> Supplied records:
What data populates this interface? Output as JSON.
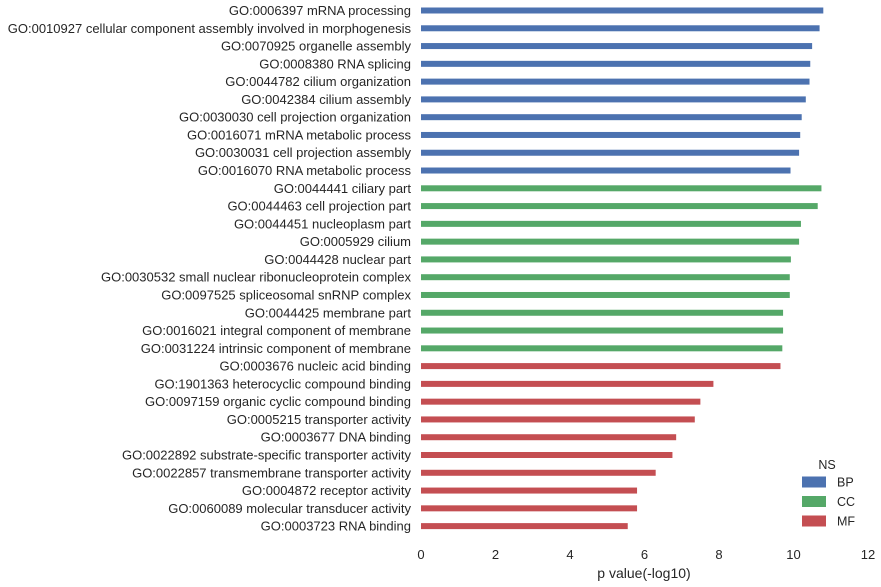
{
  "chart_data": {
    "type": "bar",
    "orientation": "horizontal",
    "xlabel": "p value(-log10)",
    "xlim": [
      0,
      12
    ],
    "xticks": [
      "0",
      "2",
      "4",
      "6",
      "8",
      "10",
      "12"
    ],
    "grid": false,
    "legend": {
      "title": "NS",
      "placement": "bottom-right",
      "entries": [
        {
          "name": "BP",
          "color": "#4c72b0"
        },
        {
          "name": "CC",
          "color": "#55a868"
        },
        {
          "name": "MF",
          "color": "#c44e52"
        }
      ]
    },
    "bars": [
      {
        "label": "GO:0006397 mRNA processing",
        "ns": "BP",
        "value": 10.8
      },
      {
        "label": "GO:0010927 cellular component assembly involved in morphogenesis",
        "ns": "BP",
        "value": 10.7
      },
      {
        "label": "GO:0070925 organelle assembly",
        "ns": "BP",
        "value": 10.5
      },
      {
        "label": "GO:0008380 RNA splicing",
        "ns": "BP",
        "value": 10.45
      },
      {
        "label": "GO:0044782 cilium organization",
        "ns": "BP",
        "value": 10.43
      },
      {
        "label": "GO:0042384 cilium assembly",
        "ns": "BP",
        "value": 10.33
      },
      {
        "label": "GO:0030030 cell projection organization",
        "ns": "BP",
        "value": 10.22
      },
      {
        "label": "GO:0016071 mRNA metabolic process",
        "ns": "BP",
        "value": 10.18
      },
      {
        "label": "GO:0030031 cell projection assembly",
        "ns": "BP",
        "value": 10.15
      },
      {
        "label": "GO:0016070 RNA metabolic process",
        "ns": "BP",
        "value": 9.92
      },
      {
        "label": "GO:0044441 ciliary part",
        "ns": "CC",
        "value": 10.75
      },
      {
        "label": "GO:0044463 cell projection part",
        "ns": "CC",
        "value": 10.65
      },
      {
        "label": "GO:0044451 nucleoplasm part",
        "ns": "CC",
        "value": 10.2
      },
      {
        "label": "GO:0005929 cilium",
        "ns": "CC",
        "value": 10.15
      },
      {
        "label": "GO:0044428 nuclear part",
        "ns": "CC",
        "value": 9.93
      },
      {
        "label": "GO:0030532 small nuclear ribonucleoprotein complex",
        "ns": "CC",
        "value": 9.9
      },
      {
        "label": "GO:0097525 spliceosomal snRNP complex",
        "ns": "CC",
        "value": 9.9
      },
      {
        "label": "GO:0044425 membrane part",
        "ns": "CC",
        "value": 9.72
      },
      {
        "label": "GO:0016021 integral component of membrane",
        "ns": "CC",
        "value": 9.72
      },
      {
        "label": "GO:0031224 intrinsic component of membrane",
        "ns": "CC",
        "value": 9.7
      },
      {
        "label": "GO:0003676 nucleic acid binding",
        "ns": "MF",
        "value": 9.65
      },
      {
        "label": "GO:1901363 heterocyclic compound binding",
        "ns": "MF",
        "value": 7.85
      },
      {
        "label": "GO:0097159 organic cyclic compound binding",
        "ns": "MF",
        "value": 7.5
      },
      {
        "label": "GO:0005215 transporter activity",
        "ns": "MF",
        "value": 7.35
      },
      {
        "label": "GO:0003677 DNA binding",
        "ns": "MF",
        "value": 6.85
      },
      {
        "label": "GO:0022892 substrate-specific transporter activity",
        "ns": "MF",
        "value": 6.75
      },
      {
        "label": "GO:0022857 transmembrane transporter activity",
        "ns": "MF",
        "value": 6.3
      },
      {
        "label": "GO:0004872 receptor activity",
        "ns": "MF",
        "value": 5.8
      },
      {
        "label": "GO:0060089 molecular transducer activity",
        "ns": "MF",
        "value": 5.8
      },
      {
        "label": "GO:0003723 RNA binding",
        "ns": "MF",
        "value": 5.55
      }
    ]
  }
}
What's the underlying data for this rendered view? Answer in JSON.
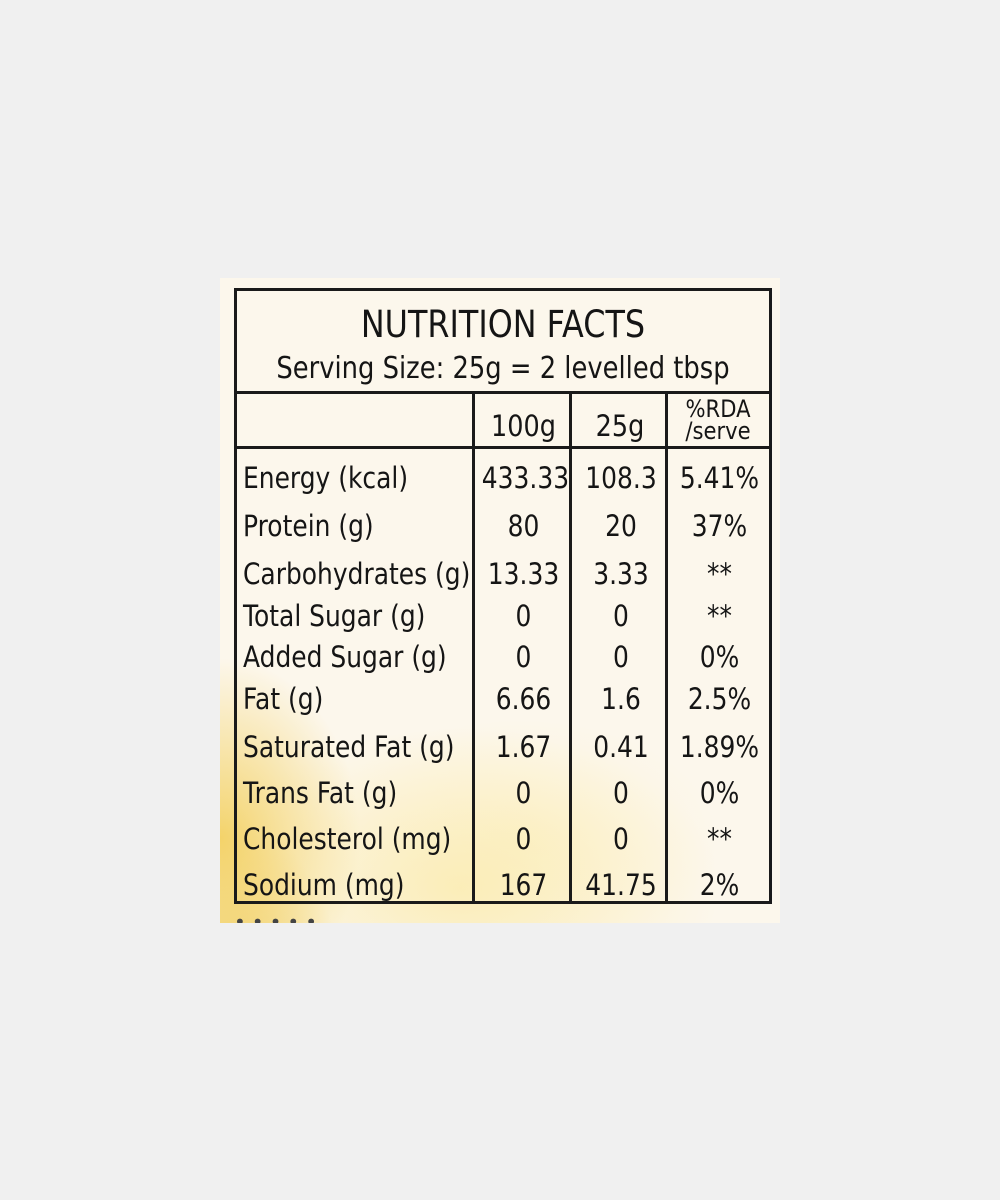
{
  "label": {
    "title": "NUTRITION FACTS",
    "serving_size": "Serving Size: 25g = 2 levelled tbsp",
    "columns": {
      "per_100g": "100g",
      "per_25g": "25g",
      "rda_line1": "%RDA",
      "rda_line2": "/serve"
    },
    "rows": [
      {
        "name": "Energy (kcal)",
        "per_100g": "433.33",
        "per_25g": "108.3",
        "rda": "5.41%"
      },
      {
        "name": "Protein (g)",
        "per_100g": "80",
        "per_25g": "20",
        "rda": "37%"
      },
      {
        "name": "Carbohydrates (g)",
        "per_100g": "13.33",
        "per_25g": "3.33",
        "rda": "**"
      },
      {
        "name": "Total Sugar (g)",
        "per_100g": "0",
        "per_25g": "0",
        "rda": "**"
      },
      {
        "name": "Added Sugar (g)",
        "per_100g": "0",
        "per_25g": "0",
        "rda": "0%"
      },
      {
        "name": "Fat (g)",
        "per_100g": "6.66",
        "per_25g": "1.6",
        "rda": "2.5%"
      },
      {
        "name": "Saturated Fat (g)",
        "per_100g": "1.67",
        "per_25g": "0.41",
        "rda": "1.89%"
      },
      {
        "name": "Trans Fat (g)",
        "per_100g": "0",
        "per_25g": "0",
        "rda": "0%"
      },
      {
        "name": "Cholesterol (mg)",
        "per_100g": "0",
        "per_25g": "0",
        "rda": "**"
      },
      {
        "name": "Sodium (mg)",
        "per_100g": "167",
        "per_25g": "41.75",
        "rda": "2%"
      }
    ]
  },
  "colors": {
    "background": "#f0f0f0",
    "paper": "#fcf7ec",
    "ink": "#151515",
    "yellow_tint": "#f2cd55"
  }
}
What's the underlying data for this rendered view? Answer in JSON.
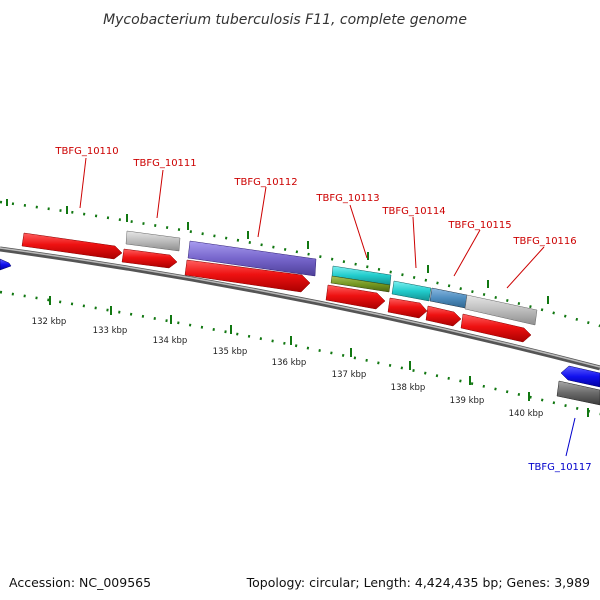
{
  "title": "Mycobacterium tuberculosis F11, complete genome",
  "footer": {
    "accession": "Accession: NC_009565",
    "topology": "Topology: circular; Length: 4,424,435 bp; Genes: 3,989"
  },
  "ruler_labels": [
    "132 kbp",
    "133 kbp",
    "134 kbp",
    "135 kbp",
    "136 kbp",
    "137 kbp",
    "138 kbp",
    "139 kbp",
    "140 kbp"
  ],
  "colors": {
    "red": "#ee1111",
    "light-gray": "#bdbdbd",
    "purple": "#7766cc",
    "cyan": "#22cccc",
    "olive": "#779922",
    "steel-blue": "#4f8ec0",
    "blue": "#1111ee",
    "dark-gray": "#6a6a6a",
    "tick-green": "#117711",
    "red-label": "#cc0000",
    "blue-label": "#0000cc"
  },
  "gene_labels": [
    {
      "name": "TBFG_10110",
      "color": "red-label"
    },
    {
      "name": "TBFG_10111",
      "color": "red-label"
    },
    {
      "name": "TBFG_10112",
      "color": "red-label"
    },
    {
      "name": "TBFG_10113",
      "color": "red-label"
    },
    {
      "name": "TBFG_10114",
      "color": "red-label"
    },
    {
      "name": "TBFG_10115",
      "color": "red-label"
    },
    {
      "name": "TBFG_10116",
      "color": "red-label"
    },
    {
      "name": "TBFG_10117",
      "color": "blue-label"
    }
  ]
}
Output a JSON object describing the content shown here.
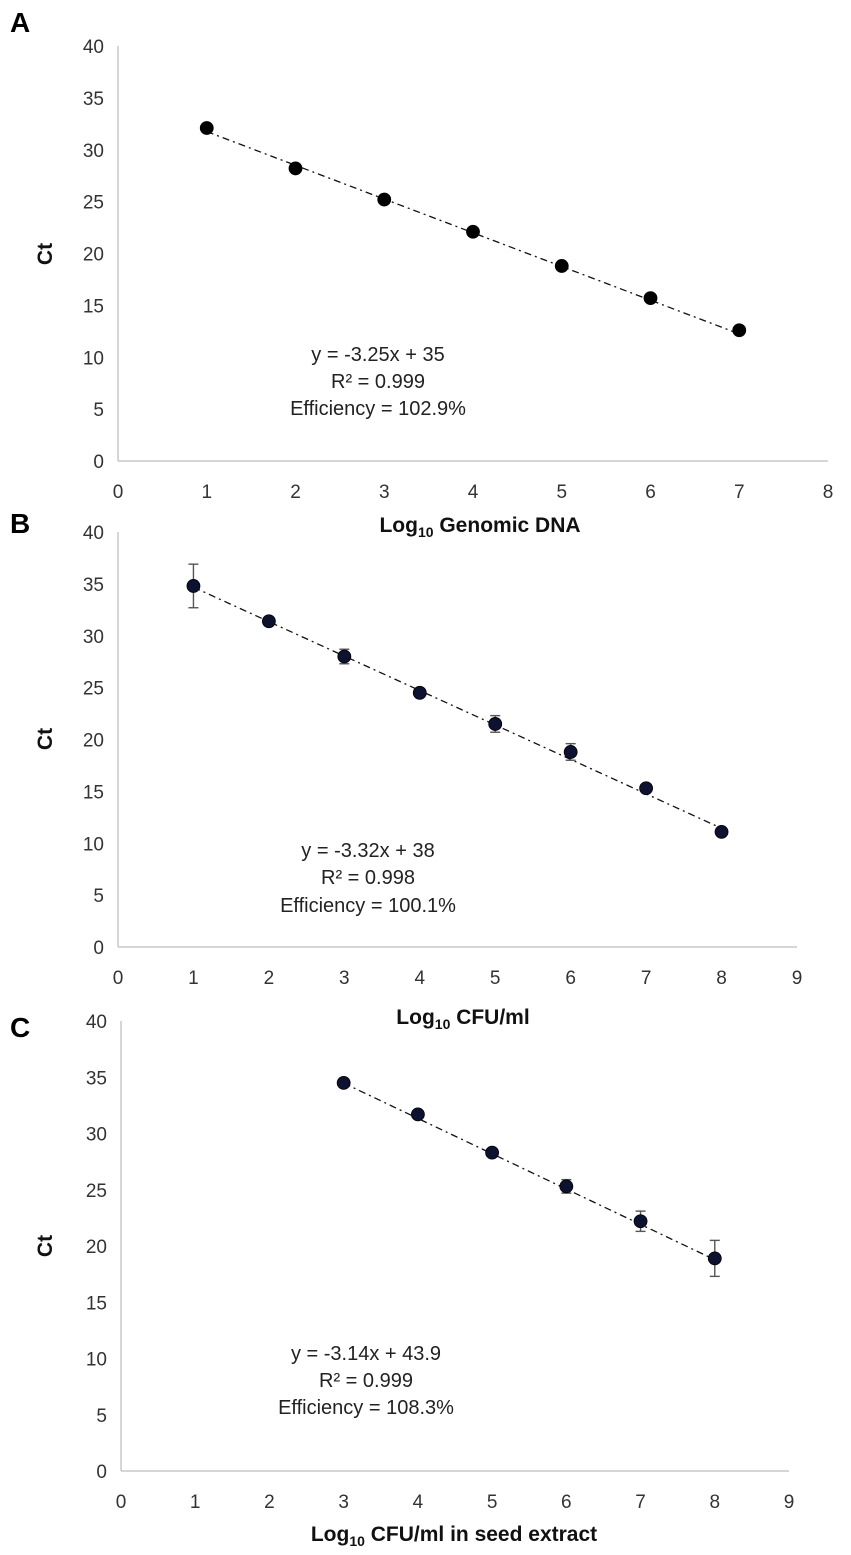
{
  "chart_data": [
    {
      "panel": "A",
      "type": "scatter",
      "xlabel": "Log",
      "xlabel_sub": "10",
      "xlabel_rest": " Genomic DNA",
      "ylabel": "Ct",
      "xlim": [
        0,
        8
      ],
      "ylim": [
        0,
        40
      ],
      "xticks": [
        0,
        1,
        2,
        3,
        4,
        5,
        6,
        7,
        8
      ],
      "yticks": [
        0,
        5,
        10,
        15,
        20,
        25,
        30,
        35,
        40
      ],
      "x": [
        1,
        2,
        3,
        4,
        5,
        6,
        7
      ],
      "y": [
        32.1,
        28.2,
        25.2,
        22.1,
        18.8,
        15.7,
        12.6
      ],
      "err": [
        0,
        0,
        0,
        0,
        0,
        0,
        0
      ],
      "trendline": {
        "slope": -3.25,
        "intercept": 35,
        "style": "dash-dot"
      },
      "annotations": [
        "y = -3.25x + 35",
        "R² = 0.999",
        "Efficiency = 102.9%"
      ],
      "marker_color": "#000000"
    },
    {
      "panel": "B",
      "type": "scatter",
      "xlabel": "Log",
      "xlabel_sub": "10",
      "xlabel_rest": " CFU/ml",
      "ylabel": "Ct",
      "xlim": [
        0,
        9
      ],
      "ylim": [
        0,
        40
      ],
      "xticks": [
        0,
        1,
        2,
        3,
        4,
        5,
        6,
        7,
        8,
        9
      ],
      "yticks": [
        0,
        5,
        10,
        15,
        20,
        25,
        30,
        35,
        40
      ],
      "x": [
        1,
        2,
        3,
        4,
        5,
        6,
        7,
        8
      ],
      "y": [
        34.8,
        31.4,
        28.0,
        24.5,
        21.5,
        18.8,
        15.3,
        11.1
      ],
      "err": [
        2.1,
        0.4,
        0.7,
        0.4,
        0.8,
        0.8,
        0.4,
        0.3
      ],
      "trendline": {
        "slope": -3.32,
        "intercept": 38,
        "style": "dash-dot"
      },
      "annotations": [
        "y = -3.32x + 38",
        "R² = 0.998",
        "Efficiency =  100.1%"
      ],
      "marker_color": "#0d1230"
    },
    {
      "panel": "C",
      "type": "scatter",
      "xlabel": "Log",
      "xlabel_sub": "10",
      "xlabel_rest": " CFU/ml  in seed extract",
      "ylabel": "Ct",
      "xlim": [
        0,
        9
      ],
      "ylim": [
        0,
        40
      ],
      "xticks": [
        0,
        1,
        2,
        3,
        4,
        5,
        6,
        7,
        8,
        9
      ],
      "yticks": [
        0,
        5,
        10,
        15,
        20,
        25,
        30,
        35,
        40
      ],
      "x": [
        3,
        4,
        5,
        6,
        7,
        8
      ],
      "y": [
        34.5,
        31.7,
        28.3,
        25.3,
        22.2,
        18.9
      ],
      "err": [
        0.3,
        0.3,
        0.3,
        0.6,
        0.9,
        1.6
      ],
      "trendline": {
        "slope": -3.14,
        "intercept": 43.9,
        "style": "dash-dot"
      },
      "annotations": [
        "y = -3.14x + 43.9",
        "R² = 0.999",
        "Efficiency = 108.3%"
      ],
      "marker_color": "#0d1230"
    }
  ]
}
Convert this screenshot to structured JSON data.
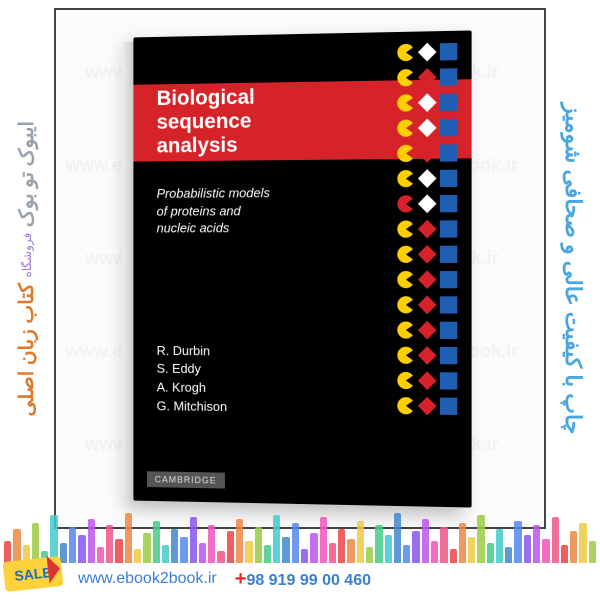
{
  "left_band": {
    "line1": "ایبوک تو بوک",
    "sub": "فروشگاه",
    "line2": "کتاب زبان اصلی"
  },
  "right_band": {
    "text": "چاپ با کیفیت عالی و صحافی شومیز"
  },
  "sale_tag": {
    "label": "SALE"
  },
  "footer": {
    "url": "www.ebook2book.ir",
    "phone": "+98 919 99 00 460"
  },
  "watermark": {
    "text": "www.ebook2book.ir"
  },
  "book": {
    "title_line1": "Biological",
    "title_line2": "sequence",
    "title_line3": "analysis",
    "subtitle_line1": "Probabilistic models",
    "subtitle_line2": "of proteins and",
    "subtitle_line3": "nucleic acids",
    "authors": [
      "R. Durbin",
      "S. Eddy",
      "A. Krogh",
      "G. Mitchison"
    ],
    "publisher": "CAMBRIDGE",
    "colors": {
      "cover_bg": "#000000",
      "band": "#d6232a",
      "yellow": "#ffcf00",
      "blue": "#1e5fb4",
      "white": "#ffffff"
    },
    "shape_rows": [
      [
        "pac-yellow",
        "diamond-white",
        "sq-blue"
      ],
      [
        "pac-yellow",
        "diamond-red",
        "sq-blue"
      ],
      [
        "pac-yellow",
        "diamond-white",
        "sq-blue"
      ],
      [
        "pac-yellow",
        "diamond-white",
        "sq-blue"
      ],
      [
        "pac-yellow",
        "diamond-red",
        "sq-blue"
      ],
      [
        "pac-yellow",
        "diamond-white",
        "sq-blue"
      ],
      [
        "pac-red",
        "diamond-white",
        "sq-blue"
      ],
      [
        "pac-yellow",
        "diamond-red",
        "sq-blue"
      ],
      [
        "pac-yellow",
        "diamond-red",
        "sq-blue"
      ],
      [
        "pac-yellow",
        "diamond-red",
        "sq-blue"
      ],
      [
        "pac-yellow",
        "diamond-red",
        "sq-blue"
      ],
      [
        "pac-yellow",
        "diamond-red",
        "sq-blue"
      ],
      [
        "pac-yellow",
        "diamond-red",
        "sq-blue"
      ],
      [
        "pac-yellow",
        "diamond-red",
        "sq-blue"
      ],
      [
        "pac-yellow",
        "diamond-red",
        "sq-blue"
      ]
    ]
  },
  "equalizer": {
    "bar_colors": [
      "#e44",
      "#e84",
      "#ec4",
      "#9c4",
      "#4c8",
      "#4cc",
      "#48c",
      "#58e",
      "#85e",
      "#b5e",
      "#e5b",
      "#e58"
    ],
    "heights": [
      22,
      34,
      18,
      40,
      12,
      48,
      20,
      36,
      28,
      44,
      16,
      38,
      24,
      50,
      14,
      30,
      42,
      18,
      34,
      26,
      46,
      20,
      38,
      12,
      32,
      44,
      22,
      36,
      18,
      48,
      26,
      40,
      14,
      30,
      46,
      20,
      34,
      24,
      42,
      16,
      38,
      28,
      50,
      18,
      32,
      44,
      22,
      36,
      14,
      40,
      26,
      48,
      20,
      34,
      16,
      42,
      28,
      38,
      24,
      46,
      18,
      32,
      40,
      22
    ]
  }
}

> Task prompt: Track down every line in the entries that includes the string "nucleic", and copy it.

> Result of this task:
        "label": "GO:0003676 nucleic acid binding",
    "subtitle_line3": "nucleic acids",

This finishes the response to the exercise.